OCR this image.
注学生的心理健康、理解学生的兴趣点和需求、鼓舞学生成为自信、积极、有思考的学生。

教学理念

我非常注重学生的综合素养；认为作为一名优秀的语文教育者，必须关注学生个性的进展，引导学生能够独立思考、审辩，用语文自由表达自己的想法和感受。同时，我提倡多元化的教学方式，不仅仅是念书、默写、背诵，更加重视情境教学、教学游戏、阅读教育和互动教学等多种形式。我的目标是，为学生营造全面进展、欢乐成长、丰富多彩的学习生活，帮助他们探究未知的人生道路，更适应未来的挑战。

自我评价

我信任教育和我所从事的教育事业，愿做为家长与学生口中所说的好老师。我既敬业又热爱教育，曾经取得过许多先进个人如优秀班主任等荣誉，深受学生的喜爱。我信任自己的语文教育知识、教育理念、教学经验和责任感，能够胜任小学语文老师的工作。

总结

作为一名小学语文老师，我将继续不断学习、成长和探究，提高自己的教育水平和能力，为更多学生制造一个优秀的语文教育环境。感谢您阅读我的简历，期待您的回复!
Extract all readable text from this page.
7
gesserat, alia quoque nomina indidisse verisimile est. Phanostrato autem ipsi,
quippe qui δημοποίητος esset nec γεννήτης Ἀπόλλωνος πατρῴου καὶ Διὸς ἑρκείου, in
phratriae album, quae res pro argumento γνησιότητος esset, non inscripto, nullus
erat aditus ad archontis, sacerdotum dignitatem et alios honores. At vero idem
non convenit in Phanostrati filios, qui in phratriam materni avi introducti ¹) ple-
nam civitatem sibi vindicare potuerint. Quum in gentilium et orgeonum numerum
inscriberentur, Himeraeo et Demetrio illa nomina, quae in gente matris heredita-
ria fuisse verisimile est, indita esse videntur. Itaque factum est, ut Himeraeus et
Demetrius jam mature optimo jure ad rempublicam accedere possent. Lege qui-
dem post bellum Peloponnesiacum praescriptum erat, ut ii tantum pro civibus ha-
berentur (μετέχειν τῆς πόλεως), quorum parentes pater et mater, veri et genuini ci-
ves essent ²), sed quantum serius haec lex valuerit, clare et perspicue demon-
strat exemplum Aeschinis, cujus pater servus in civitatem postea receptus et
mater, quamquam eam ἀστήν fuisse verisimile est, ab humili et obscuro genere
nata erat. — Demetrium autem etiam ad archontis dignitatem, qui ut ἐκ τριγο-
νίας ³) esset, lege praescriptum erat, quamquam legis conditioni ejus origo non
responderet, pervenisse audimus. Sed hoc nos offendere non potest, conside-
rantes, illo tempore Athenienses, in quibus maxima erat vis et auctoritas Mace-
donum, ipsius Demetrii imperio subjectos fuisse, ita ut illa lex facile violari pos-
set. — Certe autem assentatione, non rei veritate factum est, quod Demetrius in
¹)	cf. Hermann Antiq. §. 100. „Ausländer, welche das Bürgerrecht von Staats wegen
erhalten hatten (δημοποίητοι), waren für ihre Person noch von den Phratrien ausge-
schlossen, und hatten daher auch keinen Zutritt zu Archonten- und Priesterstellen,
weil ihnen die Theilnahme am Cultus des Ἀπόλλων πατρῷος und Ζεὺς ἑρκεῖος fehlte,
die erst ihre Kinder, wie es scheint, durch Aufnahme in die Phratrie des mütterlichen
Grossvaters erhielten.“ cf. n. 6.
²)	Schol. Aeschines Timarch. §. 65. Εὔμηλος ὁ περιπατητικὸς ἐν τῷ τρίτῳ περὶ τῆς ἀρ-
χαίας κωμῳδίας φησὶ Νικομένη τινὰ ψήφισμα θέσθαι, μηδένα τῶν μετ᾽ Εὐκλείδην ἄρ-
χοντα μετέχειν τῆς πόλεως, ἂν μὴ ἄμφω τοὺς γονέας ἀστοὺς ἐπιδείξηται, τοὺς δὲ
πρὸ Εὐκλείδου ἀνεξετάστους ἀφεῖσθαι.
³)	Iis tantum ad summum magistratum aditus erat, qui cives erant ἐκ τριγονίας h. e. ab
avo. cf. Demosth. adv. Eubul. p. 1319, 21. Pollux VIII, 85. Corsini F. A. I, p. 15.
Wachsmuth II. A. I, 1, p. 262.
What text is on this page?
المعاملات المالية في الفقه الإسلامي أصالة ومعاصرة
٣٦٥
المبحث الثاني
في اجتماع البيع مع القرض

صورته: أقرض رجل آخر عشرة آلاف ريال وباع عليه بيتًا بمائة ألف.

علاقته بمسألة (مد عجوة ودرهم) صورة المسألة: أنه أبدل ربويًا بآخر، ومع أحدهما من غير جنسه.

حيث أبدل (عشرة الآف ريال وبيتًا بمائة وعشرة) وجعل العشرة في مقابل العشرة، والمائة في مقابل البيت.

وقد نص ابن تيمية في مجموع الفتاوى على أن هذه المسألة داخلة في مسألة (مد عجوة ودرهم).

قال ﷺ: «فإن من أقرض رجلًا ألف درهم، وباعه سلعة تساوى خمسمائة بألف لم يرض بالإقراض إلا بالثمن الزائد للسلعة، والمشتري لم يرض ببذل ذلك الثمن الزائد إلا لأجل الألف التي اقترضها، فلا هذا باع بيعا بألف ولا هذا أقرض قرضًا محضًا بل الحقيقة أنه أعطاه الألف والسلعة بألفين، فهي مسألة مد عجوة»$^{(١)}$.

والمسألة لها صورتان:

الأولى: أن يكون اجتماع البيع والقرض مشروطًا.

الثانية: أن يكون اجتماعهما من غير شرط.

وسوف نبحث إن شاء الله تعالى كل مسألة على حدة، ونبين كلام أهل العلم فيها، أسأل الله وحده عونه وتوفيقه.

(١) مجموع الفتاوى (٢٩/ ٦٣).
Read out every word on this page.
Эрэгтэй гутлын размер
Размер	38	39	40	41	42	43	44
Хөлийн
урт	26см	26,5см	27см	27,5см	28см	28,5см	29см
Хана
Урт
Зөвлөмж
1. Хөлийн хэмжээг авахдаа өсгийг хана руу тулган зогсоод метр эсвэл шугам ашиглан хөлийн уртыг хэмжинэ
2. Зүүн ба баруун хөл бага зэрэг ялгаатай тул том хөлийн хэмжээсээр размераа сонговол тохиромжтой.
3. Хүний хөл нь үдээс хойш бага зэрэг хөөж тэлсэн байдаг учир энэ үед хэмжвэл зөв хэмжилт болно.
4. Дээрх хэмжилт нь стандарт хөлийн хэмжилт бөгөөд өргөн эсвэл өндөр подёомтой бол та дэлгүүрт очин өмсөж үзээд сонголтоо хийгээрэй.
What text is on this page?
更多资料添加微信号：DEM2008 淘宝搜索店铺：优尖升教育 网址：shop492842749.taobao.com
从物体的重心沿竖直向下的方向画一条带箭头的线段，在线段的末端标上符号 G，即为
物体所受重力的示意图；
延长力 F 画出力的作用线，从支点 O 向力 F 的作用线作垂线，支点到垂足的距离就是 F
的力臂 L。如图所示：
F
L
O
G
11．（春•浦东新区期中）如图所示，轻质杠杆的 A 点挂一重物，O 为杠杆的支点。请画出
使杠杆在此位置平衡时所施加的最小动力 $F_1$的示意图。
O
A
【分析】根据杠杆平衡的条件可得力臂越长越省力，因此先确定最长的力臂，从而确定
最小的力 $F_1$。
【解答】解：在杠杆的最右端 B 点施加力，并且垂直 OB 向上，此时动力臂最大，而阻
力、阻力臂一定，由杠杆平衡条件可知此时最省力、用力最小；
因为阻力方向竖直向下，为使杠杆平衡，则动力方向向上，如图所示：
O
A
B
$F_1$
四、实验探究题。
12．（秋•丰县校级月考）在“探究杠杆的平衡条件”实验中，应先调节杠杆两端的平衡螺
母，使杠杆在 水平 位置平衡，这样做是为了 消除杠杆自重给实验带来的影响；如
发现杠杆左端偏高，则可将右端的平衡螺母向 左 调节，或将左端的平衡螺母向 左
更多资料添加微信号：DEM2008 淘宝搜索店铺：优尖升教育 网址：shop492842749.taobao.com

Problem description
Filter the listing above by the word "nomina"; copy each line that passes.

Solution for this problem
gesserat, alia quoque nomina indidisse verisimile est. Phanostrato autem ipsi,
inscriberentur, Himeraeo et Demetrio illa nomina, quae in gente matris heredita-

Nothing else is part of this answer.